§ **What is being asked**
Skip the pictures and quote all of the lines exactly.

═══ Data for processing ═══

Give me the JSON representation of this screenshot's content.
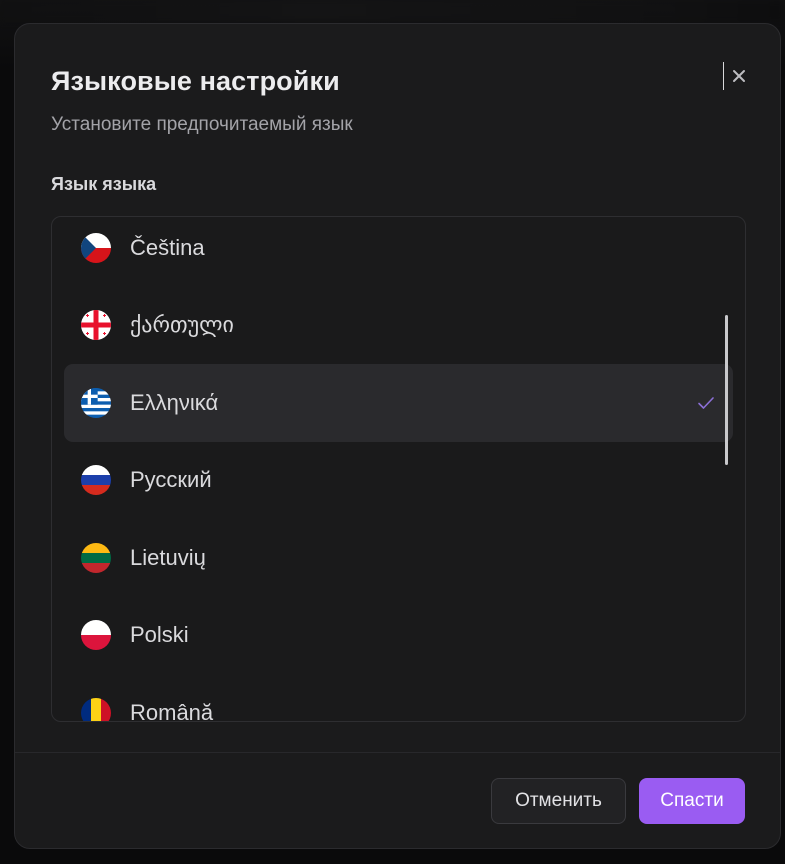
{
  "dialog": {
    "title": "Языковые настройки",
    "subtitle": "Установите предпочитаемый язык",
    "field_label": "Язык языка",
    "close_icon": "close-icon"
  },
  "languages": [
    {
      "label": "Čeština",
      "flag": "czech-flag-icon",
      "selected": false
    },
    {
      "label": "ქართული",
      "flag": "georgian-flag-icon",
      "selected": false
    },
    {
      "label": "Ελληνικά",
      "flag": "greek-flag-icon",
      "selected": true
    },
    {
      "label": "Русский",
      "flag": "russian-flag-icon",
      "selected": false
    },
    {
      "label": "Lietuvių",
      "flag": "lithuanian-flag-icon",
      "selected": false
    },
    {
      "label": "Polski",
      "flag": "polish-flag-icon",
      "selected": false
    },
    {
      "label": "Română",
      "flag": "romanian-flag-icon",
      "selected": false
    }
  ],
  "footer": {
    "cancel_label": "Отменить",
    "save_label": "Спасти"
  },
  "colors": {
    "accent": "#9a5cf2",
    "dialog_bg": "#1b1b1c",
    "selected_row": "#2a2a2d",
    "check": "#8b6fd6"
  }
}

═══

§ **Task response**
Give me the JSON representation of this screenshot's content.
{
  "dialog": {
    "title": "Языковые настройки",
    "subtitle": "Установите предпочитаемый язык",
    "field_label": "Язык языка",
    "close_icon": "close-icon"
  },
  "languages": [
    {
      "label": "Čeština",
      "flag": "czech-flag-icon",
      "selected": false
    },
    {
      "label": "ქართული",
      "flag": "georgian-flag-icon",
      "selected": false
    },
    {
      "label": "Ελληνικά",
      "flag": "greek-flag-icon",
      "selected": true
    },
    {
      "label": "Русский",
      "flag": "russian-flag-icon",
      "selected": false
    },
    {
      "label": "Lietuvių",
      "flag": "lithuanian-flag-icon",
      "selected": false
    },
    {
      "label": "Polski",
      "flag": "polish-flag-icon",
      "selected": false
    },
    {
      "label": "Română",
      "flag": "romanian-flag-icon",
      "selected": false
    }
  ],
  "footer": {
    "cancel_label": "Отменить",
    "save_label": "Спасти"
  },
  "colors": {
    "accent": "#9a5cf2",
    "dialog_bg": "#1b1b1c",
    "selected_row": "#2a2a2d",
    "check": "#8b6fd6"
  }
}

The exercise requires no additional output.